• [MATERIAL TO PROCESS]:
****************

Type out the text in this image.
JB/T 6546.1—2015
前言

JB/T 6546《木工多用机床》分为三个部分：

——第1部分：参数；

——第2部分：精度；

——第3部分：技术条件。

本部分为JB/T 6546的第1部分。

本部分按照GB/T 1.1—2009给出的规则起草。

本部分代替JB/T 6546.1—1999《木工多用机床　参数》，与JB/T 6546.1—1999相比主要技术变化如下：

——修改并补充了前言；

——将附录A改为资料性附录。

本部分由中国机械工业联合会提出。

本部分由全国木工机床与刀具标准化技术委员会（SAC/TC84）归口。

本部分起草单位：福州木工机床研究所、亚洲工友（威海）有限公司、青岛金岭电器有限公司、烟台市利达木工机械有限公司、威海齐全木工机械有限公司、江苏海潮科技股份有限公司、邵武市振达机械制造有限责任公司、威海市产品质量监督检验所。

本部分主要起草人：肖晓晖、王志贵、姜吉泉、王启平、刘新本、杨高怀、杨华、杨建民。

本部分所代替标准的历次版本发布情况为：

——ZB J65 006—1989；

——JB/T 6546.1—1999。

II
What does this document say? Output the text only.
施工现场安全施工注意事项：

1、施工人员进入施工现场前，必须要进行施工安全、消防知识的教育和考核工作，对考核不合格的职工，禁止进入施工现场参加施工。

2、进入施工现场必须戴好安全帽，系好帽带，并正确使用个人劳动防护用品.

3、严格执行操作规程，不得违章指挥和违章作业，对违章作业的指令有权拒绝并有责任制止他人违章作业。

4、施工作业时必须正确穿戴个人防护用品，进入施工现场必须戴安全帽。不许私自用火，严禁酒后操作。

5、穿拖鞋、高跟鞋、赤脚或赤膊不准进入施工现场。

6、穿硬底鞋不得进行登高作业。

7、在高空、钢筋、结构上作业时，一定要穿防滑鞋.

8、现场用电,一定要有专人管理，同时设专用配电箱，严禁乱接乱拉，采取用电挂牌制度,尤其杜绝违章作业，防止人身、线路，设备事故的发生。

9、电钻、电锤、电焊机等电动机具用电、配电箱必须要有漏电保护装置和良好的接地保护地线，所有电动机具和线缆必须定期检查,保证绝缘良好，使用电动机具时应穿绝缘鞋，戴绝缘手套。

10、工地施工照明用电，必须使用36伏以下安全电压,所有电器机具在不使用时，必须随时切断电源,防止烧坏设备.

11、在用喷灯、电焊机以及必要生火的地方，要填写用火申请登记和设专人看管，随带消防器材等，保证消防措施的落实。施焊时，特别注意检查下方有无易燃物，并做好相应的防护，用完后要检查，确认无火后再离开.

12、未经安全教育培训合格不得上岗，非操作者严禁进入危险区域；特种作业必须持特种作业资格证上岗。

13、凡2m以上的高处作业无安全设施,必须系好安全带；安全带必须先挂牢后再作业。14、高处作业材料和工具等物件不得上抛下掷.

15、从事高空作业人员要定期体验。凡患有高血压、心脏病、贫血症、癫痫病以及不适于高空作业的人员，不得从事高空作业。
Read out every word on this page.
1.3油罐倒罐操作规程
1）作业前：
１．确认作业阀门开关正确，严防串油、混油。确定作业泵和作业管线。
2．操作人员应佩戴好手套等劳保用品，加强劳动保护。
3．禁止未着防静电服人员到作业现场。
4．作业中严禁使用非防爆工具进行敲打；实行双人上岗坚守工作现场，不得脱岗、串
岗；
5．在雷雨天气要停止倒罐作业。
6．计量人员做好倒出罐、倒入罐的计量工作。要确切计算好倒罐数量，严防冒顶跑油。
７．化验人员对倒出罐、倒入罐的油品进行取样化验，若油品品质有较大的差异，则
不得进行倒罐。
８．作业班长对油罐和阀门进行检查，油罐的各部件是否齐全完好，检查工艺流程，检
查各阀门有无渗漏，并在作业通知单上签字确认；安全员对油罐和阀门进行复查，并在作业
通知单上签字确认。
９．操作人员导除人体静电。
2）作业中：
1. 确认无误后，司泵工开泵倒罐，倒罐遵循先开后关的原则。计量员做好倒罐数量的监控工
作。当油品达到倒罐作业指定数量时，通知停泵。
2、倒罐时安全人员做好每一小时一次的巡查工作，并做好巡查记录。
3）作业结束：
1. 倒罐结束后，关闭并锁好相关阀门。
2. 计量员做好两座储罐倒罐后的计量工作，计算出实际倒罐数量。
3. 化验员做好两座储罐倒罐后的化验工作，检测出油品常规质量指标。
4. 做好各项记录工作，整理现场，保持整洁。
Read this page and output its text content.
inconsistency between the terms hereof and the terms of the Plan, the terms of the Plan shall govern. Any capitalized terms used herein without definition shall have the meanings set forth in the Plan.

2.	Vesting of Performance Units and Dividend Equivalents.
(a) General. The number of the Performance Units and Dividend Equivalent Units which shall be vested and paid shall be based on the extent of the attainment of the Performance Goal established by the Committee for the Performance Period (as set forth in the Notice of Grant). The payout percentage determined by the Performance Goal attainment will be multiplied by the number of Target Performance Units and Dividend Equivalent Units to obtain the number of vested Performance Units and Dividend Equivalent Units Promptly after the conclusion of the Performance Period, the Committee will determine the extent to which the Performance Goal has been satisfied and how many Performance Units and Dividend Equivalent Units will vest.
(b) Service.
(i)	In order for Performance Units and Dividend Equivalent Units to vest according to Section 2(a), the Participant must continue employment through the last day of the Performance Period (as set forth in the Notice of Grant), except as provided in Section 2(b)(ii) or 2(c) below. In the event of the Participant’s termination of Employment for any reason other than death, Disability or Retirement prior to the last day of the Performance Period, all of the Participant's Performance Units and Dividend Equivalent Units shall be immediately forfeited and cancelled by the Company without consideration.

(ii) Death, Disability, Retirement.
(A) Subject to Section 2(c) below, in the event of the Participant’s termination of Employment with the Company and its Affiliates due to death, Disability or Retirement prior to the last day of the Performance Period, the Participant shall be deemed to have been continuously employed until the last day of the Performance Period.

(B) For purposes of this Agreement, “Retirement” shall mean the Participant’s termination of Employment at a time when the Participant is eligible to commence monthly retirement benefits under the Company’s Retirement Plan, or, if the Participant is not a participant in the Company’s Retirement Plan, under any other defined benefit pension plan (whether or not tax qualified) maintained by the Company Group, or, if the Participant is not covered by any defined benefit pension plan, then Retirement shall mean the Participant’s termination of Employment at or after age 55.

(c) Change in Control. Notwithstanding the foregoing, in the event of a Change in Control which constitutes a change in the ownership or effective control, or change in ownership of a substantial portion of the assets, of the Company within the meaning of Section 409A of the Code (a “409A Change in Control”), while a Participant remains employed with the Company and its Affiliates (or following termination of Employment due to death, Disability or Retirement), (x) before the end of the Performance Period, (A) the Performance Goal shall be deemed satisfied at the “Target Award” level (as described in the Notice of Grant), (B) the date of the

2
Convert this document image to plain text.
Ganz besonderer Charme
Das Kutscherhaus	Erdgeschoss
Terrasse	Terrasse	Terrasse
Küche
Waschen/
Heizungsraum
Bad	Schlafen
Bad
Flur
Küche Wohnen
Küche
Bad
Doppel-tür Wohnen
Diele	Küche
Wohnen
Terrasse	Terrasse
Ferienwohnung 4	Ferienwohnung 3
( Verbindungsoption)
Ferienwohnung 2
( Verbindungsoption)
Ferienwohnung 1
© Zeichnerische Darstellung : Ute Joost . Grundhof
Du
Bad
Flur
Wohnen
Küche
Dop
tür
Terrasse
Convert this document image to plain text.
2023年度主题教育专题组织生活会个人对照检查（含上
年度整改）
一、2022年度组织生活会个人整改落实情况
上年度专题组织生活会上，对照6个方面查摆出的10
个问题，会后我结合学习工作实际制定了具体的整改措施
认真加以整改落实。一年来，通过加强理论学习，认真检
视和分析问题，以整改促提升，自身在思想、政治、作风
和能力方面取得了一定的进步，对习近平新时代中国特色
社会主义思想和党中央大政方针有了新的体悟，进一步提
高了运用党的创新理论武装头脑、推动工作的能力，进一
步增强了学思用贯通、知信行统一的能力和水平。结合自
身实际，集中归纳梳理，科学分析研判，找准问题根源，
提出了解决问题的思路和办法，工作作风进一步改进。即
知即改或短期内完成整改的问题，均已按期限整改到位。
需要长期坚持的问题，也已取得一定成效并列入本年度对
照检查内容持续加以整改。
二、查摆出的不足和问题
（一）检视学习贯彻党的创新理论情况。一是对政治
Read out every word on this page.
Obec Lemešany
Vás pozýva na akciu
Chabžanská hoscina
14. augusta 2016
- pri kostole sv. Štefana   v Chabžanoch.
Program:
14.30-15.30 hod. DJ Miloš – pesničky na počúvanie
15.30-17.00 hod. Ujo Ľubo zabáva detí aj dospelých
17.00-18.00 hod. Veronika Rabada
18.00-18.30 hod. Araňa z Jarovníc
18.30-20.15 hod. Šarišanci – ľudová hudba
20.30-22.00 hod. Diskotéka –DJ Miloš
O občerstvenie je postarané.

****************

Identify the lines in the records above that contain the word "Terrasse", then state how many there are and nothing more.

• [RESPONSE FOR THIS EXERCISE]:
3